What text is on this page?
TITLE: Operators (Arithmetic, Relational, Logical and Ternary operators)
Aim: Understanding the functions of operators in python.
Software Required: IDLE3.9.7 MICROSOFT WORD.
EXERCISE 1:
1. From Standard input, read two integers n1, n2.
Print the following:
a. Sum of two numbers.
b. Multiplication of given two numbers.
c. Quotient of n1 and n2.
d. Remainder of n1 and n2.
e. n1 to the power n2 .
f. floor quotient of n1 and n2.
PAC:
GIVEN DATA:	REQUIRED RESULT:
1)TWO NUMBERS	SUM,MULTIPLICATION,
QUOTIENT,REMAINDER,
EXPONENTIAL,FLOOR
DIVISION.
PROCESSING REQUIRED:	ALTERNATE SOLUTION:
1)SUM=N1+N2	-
_ _ _ _ _
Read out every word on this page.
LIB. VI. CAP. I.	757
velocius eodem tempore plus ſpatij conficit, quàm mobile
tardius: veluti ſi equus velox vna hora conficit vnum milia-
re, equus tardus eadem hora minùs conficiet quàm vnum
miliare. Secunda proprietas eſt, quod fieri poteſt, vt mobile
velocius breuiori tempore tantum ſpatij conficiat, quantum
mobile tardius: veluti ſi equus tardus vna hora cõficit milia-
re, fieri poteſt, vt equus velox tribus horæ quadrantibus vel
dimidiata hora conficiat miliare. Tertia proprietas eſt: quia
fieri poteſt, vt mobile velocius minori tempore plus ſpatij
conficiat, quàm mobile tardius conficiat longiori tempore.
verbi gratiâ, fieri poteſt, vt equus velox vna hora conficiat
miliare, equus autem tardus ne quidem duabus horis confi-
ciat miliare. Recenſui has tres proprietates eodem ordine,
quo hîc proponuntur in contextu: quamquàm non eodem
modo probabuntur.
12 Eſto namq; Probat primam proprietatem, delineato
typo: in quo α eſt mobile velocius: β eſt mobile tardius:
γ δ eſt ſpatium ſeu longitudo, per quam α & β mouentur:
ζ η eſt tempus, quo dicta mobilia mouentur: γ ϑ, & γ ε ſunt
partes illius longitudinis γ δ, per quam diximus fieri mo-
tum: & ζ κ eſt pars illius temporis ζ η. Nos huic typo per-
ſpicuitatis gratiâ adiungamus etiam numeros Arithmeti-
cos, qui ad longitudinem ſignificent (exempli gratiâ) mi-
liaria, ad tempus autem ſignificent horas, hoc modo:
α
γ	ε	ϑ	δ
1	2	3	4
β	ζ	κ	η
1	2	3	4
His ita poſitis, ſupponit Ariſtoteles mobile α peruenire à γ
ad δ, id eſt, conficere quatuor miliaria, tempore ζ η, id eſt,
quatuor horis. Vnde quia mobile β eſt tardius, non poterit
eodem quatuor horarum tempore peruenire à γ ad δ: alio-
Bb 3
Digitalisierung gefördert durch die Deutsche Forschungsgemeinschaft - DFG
_ _ _ _ _
Task goal:
Pull out each line of the records holding the string "proprietas".

Exercise answer:
miliare. Secunda proprietas eſt, quod fieri poteſt, vt mobile
dimidiata hora conficiat miliare. Tertia proprietas eſt: quia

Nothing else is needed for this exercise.